→ **TASK PROMPT**: Restate each entry word for word, leaving nothing out.

##########

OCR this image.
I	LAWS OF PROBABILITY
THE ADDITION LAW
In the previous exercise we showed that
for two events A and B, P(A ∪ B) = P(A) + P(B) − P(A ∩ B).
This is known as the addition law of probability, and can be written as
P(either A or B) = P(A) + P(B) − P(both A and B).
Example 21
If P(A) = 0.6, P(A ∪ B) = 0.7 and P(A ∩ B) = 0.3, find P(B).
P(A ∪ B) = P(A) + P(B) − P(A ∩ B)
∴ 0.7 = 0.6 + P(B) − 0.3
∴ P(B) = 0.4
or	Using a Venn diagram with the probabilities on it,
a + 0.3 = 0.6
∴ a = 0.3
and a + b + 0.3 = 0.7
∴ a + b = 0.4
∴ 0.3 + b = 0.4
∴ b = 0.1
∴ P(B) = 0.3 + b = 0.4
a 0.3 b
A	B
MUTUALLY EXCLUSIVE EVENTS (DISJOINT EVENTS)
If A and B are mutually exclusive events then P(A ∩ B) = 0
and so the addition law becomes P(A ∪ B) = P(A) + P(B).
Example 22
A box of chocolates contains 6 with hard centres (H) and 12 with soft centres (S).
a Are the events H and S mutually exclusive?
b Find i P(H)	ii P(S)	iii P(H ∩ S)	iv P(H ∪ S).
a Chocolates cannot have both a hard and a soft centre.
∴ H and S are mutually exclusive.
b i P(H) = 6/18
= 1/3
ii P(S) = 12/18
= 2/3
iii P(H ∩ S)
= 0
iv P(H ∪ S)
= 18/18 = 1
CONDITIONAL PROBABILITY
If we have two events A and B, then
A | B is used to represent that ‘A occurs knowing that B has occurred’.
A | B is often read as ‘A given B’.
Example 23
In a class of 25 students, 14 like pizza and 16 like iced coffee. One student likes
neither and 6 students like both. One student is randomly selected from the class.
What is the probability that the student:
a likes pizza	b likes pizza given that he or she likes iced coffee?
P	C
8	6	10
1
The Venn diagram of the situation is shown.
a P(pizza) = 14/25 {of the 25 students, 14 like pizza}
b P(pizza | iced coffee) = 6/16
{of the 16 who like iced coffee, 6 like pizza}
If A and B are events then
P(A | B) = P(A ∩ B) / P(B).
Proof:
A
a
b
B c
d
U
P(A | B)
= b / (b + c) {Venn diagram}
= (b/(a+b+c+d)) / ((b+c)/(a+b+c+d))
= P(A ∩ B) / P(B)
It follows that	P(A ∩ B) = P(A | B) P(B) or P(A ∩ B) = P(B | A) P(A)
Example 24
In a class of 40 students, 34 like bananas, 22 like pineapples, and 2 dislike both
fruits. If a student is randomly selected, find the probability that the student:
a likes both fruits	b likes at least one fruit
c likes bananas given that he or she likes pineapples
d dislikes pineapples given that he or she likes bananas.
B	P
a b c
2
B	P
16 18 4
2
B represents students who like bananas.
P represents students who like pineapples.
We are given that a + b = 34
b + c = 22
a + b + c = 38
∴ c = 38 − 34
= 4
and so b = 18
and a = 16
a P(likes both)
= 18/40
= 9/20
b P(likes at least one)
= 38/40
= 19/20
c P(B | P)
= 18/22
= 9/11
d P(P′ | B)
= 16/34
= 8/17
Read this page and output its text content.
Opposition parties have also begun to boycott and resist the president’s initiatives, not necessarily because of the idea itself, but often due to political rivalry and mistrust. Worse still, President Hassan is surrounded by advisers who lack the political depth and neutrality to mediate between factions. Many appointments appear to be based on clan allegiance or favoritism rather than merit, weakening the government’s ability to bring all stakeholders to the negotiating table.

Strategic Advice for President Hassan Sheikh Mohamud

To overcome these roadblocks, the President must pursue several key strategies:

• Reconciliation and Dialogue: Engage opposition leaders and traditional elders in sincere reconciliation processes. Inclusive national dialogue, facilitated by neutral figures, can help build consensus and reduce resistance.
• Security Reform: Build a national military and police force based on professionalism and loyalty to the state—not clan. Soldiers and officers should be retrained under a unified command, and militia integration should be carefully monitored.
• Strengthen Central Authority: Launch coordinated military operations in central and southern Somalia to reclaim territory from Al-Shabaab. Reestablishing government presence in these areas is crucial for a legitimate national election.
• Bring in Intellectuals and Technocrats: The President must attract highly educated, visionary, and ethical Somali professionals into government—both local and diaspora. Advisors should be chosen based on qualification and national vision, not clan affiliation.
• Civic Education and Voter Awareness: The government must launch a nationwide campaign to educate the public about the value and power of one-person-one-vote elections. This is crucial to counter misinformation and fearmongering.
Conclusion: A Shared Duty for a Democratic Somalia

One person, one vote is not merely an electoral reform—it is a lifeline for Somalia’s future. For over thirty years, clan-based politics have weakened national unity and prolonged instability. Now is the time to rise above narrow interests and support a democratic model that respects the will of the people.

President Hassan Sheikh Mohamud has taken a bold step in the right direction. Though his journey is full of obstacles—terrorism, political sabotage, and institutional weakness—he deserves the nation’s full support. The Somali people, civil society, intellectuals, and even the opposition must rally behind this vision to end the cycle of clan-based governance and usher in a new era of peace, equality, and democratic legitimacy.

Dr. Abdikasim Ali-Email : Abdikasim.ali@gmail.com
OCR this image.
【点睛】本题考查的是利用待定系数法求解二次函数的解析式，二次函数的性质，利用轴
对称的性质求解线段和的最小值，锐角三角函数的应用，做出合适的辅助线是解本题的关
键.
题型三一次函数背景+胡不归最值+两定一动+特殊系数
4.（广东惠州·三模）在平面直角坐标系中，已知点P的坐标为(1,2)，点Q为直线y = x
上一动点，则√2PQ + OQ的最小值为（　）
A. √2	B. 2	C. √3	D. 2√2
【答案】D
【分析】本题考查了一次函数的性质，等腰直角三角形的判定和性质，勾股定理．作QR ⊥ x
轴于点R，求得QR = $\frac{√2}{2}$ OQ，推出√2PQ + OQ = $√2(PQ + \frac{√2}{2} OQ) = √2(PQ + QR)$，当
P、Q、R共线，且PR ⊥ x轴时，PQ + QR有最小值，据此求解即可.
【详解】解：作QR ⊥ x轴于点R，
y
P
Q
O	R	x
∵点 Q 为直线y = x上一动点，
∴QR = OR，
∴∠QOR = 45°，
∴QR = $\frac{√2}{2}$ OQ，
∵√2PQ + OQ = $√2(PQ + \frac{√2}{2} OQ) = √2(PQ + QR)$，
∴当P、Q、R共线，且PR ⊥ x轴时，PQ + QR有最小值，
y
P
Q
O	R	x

##########

→ **RESULT OF THIS TASK**:
OCR this image.
I	LAWS OF PROBABILITY
THE ADDITION LAW
In the previous exercise we showed that
for two events A and B, P(A ∪ B) = P(A) + P(B) − P(A ∩ B).
This is known as the addition law of probability, and can be written as
P(either A or B) = P(A) + P(B) − P(both A and B).
Example 21
If P(A) = 0.6, P(A ∪ B) = 0.7 and P(A ∩ B) = 0.3, find P(B).
P(A ∪ B) = P(A) + P(B) − P(A ∩ B)
∴ 0.7 = 0.6 + P(B) − 0.3
∴ P(B) = 0.4
or	Using a Venn diagram with the probabilities on it,
a + 0.3 = 0.6
∴ a = 0.3
and a + b + 0.3 = 0.7
∴ a + b = 0.4
∴ 0.3 + b = 0.4
∴ b = 0.1
∴ P(B) = 0.3 + b = 0.4
a 0.3 b
A	B
MUTUALLY EXCLUSIVE EVENTS (DISJOINT EVENTS)
If A and B are mutually exclusive events then P(A ∩ B) = 0
and so the addition law becomes P(A ∪ B) = P(A) + P(B).
Example 22
A box of chocolates contains 6 with hard centres (H) and 12 with soft centres (S).
a Are the events H and S mutually exclusive?
b Find i P(H)	ii P(S)	iii P(H ∩ S)	iv P(H ∪ S).
a Chocolates cannot have both a hard and a soft centre.
∴ H and S are mutually exclusive.
b i P(H) = 6/18
= 1/3
ii P(S) = 12/18
= 2/3
iii P(H ∩ S)
= 0
iv P(H ∪ S)
= 18/18 = 1
CONDITIONAL PROBABILITY
If we have two events A and B, then
A | B is used to represent that ‘A occurs knowing that B has occurred’.
A | B is often read as ‘A given B’.
Example 23
In a class of 25 students, 14 like pizza and 16 like iced coffee. One student likes
neither and 6 students like both. One student is randomly selected from the class.
What is the probability that the student:
a likes pizza	b likes pizza given that he or she likes iced coffee?
P	C
8	6	10
1
The Venn diagram of the situation is shown.
a P(pizza) = 14/25 {of the 25 students, 14 like pizza}
b P(pizza | iced coffee) = 6/16
{of the 16 who like iced coffee, 6 like pizza}
If A and B are events then
P(A | B) = P(A ∩ B) / P(B).
Proof:
A
a
b
B c
d
U
P(A | B)
= b / (b + c) {Venn diagram}
= (b/(a+b+c+d)) / ((b+c)/(a+b+c+d))
= P(A ∩ B) / P(B)
It follows that	P(A ∩ B) = P(A | B) P(B) or P(A ∩ B) = P(B | A) P(A)
Example 24
In a class of 40 students, 34 like bananas, 22 like pineapples, and 2 dislike both
fruits. If a student is randomly selected, find the probability that the student:
a likes both fruits	b likes at least one fruit
c likes bananas given that he or she likes pineapples
d dislikes pineapples given that he or she likes bananas.
B	P
a b c
2
B	P
16 18 4
2
B represents students who like bananas.
P represents students who like pineapples.
We are given that a + b = 34
b + c = 22
a + b + c = 38
∴ c = 38 − 34
= 4
and so b = 18
and a = 16
a P(likes both)
= 18/40
= 9/20
b P(likes at least one)
= 38/40
= 19/20
c P(B | P)
= 18/22
= 9/11
d P(P′ | B)
= 16/34
= 8/17
Read this page and output its text content.
Opposition parties have also begun to boycott and resist the president’s initiatives, not necessarily because of the idea itself, but often due to political rivalry and mistrust. Worse still, President Hassan is surrounded by advisers who lack the political depth and neutrality to mediate between factions. Many appointments appear to be based on clan allegiance or favoritism rather than merit, weakening the government’s ability to bring all stakeholders to the negotiating table.

Strategic Advice for President Hassan Sheikh Mohamud

To overcome these roadblocks, the President must pursue several key strategies:

• Reconciliation and Dialogue: Engage opposition leaders and traditional elders in sincere reconciliation processes. Inclusive national dialogue, facilitated by neutral figures, can help build consensus and reduce resistance.
• Security Reform: Build a national military and police force based on professionalism and loyalty to the state—not clan. Soldiers and officers should be retrained under a unified command, and militia integration should be carefully monitored.
• Strengthen Central Authority: Launch coordinated military operations in central and southern Somalia to reclaim territory from Al-Shabaab. Reestablishing government presence in these areas is crucial for a legitimate national election.
• Bring in Intellectuals and Technocrats: The President must attract highly educated, visionary, and ethical Somali professionals into government—both local and diaspora. Advisors should be chosen based on qualification and national vision, not clan affiliation.
• Civic Education and Voter Awareness: The government must launch a nationwide campaign to educate the public about the value and power of one-person-one-vote elections. This is crucial to counter misinformation and fearmongering.
Conclusion: A Shared Duty for a Democratic Somalia

One person, one vote is not merely an electoral reform—it is a lifeline for Somalia’s future. For over thirty years, clan-based politics have weakened national unity and prolonged instability. Now is the time to rise above narrow interests and support a democratic model that respects the will of the people.

President Hassan Sheikh Mohamud has taken a bold step in the right direction. Though his journey is full of obstacles—terrorism, political sabotage, and institutional weakness—he deserves the nation’s full support. The Somali people, civil society, intellectuals, and even the opposition must rally behind this vision to end the cycle of clan-based governance and usher in a new era of peace, equality, and democratic legitimacy.

Dr. Abdikasim Ali-Email : Abdikasim.ali@gmail.com
OCR this image.
【点睛】本题考查的是利用待定系数法求解二次函数的解析式，二次函数的性质，利用轴
对称的性质求解线段和的最小值，锐角三角函数的应用，做出合适的辅助线是解本题的关
键.
题型三一次函数背景+胡不归最值+两定一动+特殊系数
4.（广东惠州·三模）在平面直角坐标系中，已知点P的坐标为(1,2)，点Q为直线y = x
上一动点，则√2PQ + OQ的最小值为（　）
A. √2	B. 2	C. √3	D. 2√2
【答案】D
【分析】本题考查了一次函数的性质，等腰直角三角形的判定和性质，勾股定理．作QR ⊥ x
轴于点R，求得QR = $\frac{√2}{2}$ OQ，推出√2PQ + OQ = $√2(PQ + \frac{√2}{2} OQ) = √2(PQ + QR)$，当
P、Q、R共线，且PR ⊥ x轴时，PQ + QR有最小值，据此求解即可.
【详解】解：作QR ⊥ x轴于点R，
y
P
Q
O	R	x
∵点 Q 为直线y = x上一动点，
∴QR = OR，
∴∠QOR = 45°，
∴QR = $\frac{√2}{2}$ OQ，
∵√2PQ + OQ = $√2(PQ + \frac{√2}{2} OQ) = √2(PQ + QR)$，
∴当P、Q、R共线，且PR ⊥ x轴时，PQ + QR有最小值，
y
P
Q
O	R	x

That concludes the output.